_Задания_
**1)** Что в тексте о «сентиментальном воспитании» названо первым этапом литературного образования?
**2)** Продолжите текст о «сентиментальном воспитании» после его последнего предложения.

_Текст для чтения_
-------
В целом некоторым итогом моего долитературного и донаучного образования было то, что я, опять-таки задним числом, мог бы определить вполне литературным образом цитатой из Гете: «Остановись, мгновение!..» Я хотел, чтобы мгновение остановилось не потому, что оно прекрасно, а потому, что больно думать об его исчезновении. Одним из итогов позднейшего уже литературного и научного образования, итогом поездок на машине времени, было убеждение, что мгновение прекрасно и бессмертно, когда оно не останавливается, а сохраняется в движении, в изменении.
Первым этапом литературного образования было чтение Достоевского. После беседы Ивана Карамазова с Алешей, после монолога Ивана о судьбе замученных детей, о гибели и горе, которые не может возместить никакая, даже «неэвклидова» вселенская гармония, я стал по-иному воспринимать коллизию Всего и индивидуального. Здесь судьба отдельного индивида стала критерием гармонии Всего.
Этот этап литературного «сентиментального воспитания» был подготовкой следующего, который, собственно, и был переходом от отрочества к юности. Я познакомился с учением Маркса. Мне хочется рассказать о его роли в моем «сентиментальном воспитании». Я понял, что штирнеровский «единственный» (изучение Маркса началось с «Немецкой идеологии») — это иллюзия, что человек вне общества так же нереален, как нереально здесь-теперь без вне-здесь-теперь, я почувствовал человеческую солидарность как условие человеческого бытия.
Следующим этапом «сентиментального воспитания» было знакомство с творчеством Эйнштейна. Повторяю: «сентиментального воспитания», воспитания чувств. Сейчас я уже плохо помню детали последовательного изучения теории относительности, но хорошо помню эмоциональный эффект такого изучения. Подобный эффект сопровождал уже первое знакомство с теорией относительности, поэтому я сразу же заинтересовался не только содержанием этой теории, но и жизнью и психологией ее творца. В частности, его отношением к смерти, полным отсутствием страха смерти. Впоследствии в Принстоне я слышал об этом из уст самого Эйнштейна и выше привел его собственные слова. Но к этому времени я уже читал воспоминания Гедвиги Борн [137]о болезни Эйнштейна в 1916 году. Когда она спросила Эйнштейна, боится ли он смерти, он сказал: «Нет. Я так слился со всем живым, что мне безразлично, где в этом бесконечном потоке начинается и кончается чье-либо конкретное существование». Я читал к тому времени и воспоминания Инфельда [138], который приводит фразу Эйнштейна: «Если бы я узнал, что через три часа должен умереть, это не произвело бы на меня большого впечатления. Я подумал бы о том, как лучше использовать оставшиеся три часа. Потом бы сложил свои бумаги и спокойно лег, чтобы умереть».
-------
_Исходный материал_
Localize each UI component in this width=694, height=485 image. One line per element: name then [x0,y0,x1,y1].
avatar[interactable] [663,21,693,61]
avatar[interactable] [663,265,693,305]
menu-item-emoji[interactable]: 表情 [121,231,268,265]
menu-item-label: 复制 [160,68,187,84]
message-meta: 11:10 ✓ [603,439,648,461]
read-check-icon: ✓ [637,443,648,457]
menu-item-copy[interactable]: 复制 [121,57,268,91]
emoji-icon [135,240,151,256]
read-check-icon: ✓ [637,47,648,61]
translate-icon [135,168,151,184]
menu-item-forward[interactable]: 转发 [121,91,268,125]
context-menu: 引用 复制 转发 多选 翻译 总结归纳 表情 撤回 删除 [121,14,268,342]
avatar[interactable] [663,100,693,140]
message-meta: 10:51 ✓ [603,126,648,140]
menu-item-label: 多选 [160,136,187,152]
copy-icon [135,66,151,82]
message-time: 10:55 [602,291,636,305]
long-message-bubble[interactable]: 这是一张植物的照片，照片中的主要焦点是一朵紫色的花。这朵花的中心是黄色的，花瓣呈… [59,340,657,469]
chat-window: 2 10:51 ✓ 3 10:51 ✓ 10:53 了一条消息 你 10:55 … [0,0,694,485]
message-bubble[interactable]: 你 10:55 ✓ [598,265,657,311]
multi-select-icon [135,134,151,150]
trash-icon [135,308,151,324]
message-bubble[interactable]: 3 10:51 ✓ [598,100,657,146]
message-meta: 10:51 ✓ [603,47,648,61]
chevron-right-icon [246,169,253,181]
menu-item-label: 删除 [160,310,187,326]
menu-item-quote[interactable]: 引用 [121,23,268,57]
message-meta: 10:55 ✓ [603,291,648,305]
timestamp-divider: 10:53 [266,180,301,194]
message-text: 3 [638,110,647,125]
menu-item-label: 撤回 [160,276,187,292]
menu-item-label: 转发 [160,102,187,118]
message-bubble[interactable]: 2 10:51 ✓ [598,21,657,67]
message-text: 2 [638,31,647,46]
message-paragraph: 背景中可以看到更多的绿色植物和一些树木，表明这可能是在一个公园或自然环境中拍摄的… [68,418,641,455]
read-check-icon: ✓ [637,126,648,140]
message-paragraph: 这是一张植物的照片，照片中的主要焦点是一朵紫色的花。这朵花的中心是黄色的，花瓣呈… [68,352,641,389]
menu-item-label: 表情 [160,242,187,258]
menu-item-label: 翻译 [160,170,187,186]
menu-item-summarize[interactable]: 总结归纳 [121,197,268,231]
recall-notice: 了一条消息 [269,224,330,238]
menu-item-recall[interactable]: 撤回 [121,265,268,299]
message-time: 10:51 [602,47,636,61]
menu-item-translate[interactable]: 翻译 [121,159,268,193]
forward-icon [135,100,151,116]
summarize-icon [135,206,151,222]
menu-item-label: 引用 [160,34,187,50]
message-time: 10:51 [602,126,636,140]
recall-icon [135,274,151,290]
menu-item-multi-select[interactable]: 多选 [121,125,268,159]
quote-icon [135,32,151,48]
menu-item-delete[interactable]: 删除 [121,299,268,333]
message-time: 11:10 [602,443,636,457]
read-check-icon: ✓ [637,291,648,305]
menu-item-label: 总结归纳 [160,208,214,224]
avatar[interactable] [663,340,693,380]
-------
_Ответы_
**1)** Чтение Достоевского.

**2)**
Знакомство с творчеством Эйнштейна сопровождалось подобными внефизическими, эмоциональными, культурно-историческими ассоциациями. Они были связаны и с интересом к ходу и перспективам современного развития теории относительности, а затем к исторической ретроспекции, к оценке идей далекого прошлого с современных позиций и даже к их оценке в свете перспектив современной науки. Эти перспективы в значительной мере связаны с отказом от физических робинзонад, с выявлением связи локальных здесь-теперь с космосом. С выявление связи между релятивистской теорией макрокосма и квантовой теории микромира. И здесь для выяснения современных перспектив и тенденций науки существенную роль играют внефизические ассоциации. Тот факт, что приведенное только что выражение «физические робинзонады» понятно любому современному физику, отражает реальное расширение связи между понятиями, разделенными в классической науке высокими перегородками. В общественной мысли марксизм покончил с робинзонадами и с товарным фетишизмом, с представлением о независимом и абстрактном характере ценности, независимой от общественного разделения труда. И тем самым с презумпцией элементарности, с представлением, будто абстрактный анализ сводится к переходу от конкретной сложности бытия к простым абстракциям и элементарным объектам.